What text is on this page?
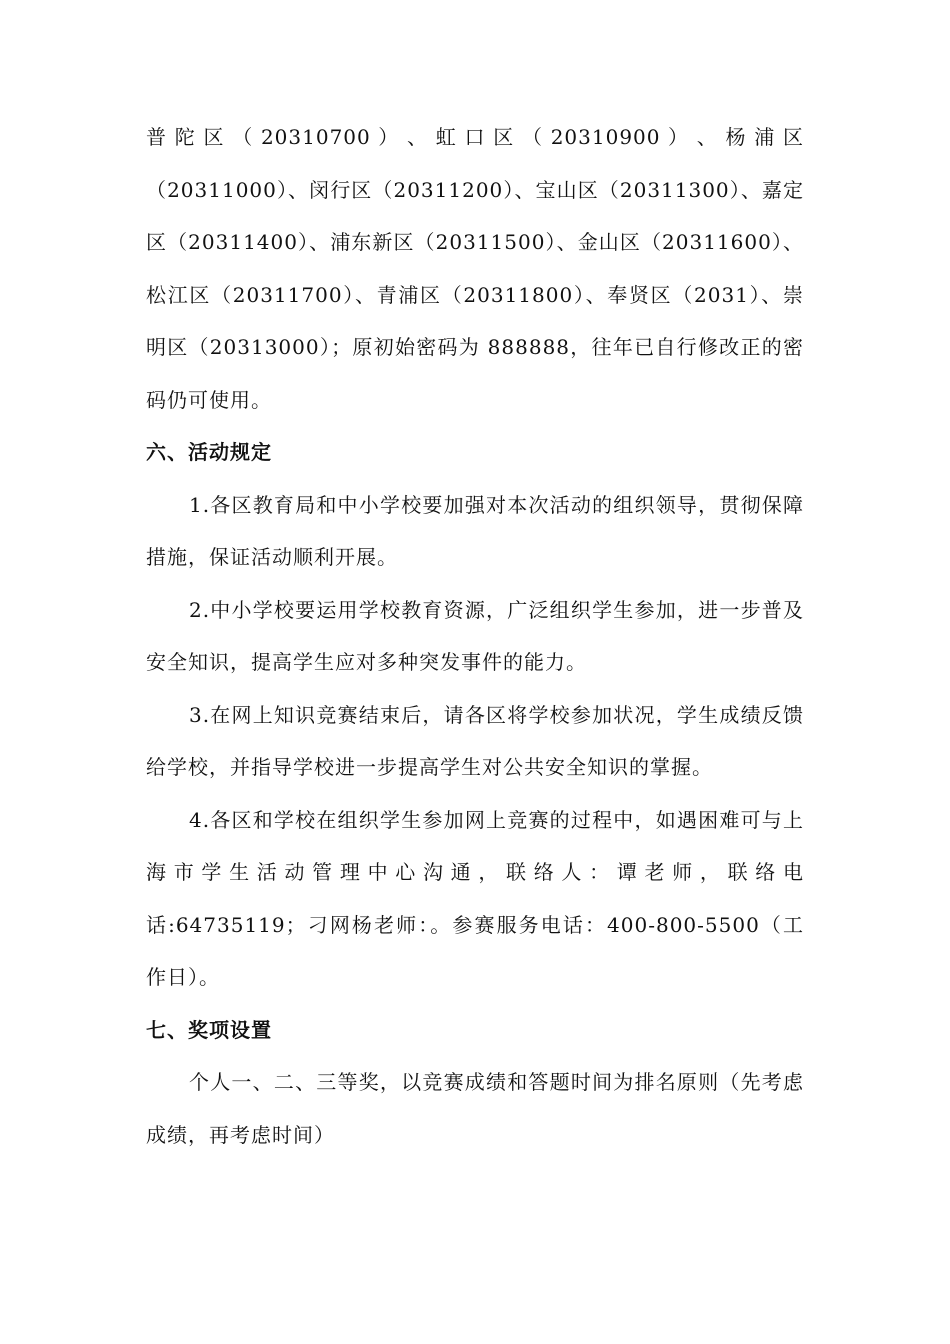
普 陀 区 （ 20310700 ） 、 虹 口 区 （ 20310900 ） 、 杨 浦 区

（20311000）、闵行区（20311200）、宝山区（20311300）、嘉定区（20311400）、浦东新区（20311500）、金山区（20311600）、松江区（20311700）、青浦区（20311800）、奉贤区（2031）、崇明区（20313000）；原初始密码为 888888，往年已自行修改正的密码仍可使用。

六、活动规定

1.各区教育局和中小学校要加强对本次活动的组织领导，贯彻保障措施，保证活动顺利开展。

2.中小学校要运用学校教育资源，广泛组织学生参加，进一步普及安全知识，提高学生应对多种突发事件的能力。

3.在网上知识竞赛结束后，请各区将学校参加状况，学生成绩反馈给学校，并指导学校进一步提高学生对公共安全知识的掌握。

4.各区和学校在组织学生参加网上竞赛的过程中，如遇困难可与上海市学生活动管理中心沟通，联络人：谭老师，联络电话:64735119；刁网杨老师：。参赛服务电话：400-800-5500（工作日）。

七、奖项设置

个人一、二、三等奖，以竞赛成绩和答题时间为排名原则（先考虑成绩，再考虑时间）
◇ ◇ ◇
Your task is an exact transcription of all the data, minus the pictures.

What text is on this page?
普 陀 区 （ 20310700 ） 、 虹 口 区 （ 20310900 ） 、 杨 浦 区

（20311000）、闵行区（20311200）、宝山区（20311300）、嘉定区（20311400）、浦东新区（20311500）、金山区（20311600）、松江区（20311700）、青浦区（20311800）、奉贤区（2031）、崇明区（20313000）；原初始密码为 888888，往年已自行修改正的密码仍可使用。

六、活动规定

1.各区教育局和中小学校要加强对本次活动的组织领导，贯彻保障措施，保证活动顺利开展。

2.中小学校要运用学校教育资源，广泛组织学生参加，进一步普及安全知识，提高学生应对多种突发事件的能力。

3.在网上知识竞赛结束后，请各区将学校参加状况，学生成绩反馈给学校，并指导学校进一步提高学生对公共安全知识的掌握。

4.各区和学校在组织学生参加网上竞赛的过程中，如遇困难可与上海市学生活动管理中心沟通，联络人：谭老师，联络电话:64735119；刁网杨老师：。参赛服务电话：400-800-5500（工作日）。

七、奖项设置

个人一、二、三等奖，以竞赛成绩和答题时间为排名原则（先考虑成绩，再考虑时间）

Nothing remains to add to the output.